** START OF Dataset records **

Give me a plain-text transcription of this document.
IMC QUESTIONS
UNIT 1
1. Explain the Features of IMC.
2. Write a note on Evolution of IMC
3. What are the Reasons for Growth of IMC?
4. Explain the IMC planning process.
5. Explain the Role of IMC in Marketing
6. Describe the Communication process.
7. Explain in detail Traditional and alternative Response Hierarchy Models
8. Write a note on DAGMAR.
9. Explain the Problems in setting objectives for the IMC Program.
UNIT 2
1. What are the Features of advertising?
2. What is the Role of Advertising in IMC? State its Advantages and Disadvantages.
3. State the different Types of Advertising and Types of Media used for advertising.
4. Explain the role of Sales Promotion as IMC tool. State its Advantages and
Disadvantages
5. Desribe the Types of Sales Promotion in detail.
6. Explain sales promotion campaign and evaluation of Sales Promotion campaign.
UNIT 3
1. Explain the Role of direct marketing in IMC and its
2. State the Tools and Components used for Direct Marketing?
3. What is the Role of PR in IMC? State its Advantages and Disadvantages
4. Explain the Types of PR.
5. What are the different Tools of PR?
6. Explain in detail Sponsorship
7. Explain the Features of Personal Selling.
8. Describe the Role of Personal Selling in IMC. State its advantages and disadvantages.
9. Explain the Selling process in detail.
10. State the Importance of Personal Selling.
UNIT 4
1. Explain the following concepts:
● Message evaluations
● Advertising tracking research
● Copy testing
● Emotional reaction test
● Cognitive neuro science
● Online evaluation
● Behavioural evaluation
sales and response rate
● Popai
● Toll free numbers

** END OF Dataset records **

Your instructions ▸ Report how many lines in the data contain the word "used", with no words besides the number.

Solution ▸ 2